§ **PROVIDED RECORDS**
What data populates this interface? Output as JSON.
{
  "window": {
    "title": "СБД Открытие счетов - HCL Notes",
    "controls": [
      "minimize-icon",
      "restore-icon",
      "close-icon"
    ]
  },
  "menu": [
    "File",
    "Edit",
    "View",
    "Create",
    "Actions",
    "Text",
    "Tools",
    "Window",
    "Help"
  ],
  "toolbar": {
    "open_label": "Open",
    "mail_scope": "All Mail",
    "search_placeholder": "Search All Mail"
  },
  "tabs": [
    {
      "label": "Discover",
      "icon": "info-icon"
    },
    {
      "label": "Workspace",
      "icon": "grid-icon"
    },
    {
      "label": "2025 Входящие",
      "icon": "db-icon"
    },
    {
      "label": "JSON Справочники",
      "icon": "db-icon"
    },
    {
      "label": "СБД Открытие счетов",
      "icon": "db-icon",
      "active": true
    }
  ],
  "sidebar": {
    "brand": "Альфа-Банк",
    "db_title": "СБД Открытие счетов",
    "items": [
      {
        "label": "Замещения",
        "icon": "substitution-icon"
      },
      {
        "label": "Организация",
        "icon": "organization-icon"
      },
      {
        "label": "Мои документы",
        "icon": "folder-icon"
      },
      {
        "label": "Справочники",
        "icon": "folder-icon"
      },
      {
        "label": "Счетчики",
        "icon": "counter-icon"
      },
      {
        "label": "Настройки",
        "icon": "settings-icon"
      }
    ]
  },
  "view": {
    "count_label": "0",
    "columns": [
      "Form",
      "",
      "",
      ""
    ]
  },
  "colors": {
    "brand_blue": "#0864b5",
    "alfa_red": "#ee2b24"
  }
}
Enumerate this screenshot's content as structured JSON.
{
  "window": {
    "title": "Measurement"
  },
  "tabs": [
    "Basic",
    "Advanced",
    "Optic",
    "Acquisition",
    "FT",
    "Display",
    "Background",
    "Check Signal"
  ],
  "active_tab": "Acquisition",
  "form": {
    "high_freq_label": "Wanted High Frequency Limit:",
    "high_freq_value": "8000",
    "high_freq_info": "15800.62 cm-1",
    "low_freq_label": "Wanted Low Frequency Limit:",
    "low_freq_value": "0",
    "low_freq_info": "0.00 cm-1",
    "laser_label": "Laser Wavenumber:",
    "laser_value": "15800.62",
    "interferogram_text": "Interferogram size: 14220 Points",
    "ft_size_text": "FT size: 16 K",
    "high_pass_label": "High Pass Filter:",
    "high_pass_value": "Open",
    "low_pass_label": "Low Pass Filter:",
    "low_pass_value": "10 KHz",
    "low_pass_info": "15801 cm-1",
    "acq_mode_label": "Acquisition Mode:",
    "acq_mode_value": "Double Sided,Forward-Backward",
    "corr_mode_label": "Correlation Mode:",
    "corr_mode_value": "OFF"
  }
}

§ **THE PROBLEM**
Reproduce all of the data exactly as given.

§ **THE RESULT**
What data populates this interface? Output as JSON.
{
  "window": {
    "title": "СБД Открытие счетов - HCL Notes",
    "controls": [
      "minimize-icon",
      "restore-icon",
      "close-icon"
    ]
  },
  "menu": [
    "File",
    "Edit",
    "View",
    "Create",
    "Actions",
    "Text",
    "Tools",
    "Window",
    "Help"
  ],
  "toolbar": {
    "open_label": "Open",
    "mail_scope": "All Mail",
    "search_placeholder": "Search All Mail"
  },
  "tabs": [
    {
      "label": "Discover",
      "icon": "info-icon"
    },
    {
      "label": "Workspace",
      "icon": "grid-icon"
    },
    {
      "label": "2025 Входящие",
      "icon": "db-icon"
    },
    {
      "label": "JSON Справочники",
      "icon": "db-icon"
    },
    {
      "label": "СБД Открытие счетов",
      "icon": "db-icon",
      "active": true
    }
  ],
  "sidebar": {
    "brand": "Альфа-Банк",
    "db_title": "СБД Открытие счетов",
    "items": [
      {
        "label": "Замещения",
        "icon": "substitution-icon"
      },
      {
        "label": "Организация",
        "icon": "organization-icon"
      },
      {
        "label": "Мои документы",
        "icon": "folder-icon"
      },
      {
        "label": "Справочники",
        "icon": "folder-icon"
      },
      {
        "label": "Счетчики",
        "icon": "counter-icon"
      },
      {
        "label": "Настройки",
        "icon": "settings-icon"
      }
    ]
  },
  "view": {
    "count_label": "0",
    "columns": [
      "Form",
      "",
      "",
      ""
    ]
  },
  "colors": {
    "brand_blue": "#0864b5",
    "alfa_red": "#ee2b24"
  }
}
Enumerate this screenshot's content as structured JSON.
{
  "window": {
    "title": "Measurement"
  },
  "tabs": [
    "Basic",
    "Advanced",
    "Optic",
    "Acquisition",
    "FT",
    "Display",
    "Background",
    "Check Signal"
  ],
  "active_tab": "Acquisition",
  "form": {
    "high_freq_label": "Wanted High Frequency Limit:",
    "high_freq_value": "8000",
    "high_freq_info": "15800.62 cm-1",
    "low_freq_label": "Wanted Low Frequency Limit:",
    "low_freq_value": "0",
    "low_freq_info": "0.00 cm-1",
    "laser_label": "Laser Wavenumber:",
    "laser_value": "15800.62",
    "interferogram_text": "Interferogram size: 14220 Points",
    "ft_size_text": "FT size: 16 K",
    "high_pass_label": "High Pass Filter:",
    "high_pass_value": "Open",
    "low_pass_label": "Low Pass Filter:",
    "low_pass_value": "10 KHz",
    "low_pass_info": "15801 cm-1",
    "acq_mode_label": "Acquisition Mode:",
    "acq_mode_value": "Double Sided,Forward-Backward",
    "corr_mode_label": "Correlation Mode:",
    "corr_mode_value": "OFF"
  }
}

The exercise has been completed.